▶ Source data:

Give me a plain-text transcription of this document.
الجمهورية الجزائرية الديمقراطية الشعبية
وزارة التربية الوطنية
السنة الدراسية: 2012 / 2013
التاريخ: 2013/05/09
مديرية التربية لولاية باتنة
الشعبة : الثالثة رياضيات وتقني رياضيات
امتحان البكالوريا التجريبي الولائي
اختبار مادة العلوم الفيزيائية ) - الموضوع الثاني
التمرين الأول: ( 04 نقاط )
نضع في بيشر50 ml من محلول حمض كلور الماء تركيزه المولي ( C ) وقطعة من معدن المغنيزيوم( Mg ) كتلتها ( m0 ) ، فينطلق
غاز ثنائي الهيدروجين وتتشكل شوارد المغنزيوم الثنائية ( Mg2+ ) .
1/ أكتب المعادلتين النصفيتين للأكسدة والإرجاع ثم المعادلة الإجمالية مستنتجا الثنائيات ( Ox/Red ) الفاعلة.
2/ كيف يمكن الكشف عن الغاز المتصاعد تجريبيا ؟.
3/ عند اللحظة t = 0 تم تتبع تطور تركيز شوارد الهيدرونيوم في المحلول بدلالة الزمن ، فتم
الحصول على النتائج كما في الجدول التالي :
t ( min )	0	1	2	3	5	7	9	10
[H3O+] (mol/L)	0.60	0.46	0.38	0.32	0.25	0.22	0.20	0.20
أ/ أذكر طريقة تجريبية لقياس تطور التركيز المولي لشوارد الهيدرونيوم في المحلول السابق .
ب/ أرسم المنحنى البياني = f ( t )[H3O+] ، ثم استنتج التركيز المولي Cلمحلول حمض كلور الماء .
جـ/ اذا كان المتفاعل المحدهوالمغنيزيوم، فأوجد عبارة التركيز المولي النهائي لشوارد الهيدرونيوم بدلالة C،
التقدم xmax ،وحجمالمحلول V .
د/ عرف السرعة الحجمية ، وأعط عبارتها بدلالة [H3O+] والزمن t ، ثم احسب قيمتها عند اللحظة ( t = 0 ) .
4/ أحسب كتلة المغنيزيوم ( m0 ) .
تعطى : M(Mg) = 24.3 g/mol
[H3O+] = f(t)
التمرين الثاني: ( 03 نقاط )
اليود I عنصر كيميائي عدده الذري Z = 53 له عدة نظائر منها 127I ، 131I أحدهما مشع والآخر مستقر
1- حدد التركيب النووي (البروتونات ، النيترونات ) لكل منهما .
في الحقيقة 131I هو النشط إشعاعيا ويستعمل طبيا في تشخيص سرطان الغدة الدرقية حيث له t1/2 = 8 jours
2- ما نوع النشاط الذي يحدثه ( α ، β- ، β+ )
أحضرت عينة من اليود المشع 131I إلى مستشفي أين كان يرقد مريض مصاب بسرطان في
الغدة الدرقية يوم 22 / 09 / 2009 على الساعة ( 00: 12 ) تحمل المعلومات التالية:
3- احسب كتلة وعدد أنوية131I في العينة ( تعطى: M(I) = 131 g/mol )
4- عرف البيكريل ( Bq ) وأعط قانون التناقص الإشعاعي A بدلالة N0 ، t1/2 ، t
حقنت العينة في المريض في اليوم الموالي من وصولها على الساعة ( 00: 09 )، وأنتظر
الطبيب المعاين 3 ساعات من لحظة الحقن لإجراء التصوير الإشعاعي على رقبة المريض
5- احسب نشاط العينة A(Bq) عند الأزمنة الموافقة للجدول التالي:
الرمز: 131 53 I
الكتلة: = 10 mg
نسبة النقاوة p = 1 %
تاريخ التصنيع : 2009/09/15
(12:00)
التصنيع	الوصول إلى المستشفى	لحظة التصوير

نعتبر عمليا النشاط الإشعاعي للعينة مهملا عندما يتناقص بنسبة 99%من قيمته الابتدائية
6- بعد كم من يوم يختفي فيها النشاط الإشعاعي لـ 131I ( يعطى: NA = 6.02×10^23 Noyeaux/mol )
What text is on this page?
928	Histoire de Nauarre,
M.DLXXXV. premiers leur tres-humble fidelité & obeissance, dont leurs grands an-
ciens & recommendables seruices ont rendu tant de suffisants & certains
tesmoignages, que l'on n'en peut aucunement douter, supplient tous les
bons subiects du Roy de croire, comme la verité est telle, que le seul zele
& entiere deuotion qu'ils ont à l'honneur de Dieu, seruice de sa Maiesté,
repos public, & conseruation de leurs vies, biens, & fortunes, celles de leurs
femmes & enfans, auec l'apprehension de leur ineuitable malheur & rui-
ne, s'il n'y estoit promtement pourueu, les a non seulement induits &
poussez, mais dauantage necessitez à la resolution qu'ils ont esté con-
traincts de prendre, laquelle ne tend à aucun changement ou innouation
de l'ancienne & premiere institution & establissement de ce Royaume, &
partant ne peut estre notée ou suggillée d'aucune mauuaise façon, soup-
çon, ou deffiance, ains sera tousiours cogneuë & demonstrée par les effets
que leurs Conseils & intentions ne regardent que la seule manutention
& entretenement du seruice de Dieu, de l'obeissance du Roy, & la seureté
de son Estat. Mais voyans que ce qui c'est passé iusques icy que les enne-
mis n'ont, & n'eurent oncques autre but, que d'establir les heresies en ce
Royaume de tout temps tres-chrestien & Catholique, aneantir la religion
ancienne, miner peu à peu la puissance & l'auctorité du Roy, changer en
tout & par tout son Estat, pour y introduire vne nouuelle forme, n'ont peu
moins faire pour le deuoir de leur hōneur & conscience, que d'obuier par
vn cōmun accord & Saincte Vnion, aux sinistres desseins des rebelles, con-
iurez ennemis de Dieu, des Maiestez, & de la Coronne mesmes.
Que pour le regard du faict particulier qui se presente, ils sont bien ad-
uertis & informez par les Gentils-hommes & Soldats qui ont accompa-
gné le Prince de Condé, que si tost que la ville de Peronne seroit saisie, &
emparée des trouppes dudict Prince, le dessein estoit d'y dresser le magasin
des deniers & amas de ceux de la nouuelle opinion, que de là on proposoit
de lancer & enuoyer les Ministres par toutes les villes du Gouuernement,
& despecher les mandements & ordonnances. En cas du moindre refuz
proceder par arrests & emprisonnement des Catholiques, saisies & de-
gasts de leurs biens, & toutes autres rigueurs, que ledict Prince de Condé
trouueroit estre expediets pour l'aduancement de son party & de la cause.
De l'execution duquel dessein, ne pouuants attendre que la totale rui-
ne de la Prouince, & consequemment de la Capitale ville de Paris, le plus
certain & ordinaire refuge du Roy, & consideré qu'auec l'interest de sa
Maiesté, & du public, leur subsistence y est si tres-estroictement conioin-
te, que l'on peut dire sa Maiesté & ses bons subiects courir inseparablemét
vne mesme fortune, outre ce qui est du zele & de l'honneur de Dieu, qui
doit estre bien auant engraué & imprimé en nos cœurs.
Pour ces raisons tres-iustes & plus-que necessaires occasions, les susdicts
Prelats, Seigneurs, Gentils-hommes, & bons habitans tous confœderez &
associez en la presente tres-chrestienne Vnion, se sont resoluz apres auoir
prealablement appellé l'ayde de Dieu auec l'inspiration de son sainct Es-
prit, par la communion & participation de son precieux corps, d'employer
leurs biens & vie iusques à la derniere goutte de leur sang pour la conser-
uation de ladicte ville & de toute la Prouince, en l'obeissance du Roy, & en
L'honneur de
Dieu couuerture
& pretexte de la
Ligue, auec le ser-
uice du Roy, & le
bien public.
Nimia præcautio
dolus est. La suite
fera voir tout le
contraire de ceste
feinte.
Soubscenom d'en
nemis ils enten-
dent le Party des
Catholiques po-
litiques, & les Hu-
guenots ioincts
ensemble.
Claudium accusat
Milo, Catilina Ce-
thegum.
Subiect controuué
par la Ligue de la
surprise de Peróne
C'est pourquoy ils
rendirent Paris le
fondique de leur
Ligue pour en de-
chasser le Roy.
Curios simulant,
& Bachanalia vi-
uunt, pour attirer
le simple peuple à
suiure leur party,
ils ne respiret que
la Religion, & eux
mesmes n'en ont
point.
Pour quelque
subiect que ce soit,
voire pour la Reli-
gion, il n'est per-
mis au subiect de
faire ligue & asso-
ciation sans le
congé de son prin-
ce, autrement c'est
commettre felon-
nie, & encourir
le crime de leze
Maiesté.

▶ Task to carry out: Search the data above for the string "الماء" and return every line that has it.

▶ Result of this exercise:
نضع في بيشر50 ml من محلول حمض كلور الماء تركيزه المولي ( C ) وقطعة من معدن المغنيزيوم( Mg ) كتلتها ( m0 ) ، فينطلق
ب/ أرسم المنحنى البياني = f ( t )[H3O+] ، ثم استنتج التركيز المولي Cلمحلول حمض كلور الماء .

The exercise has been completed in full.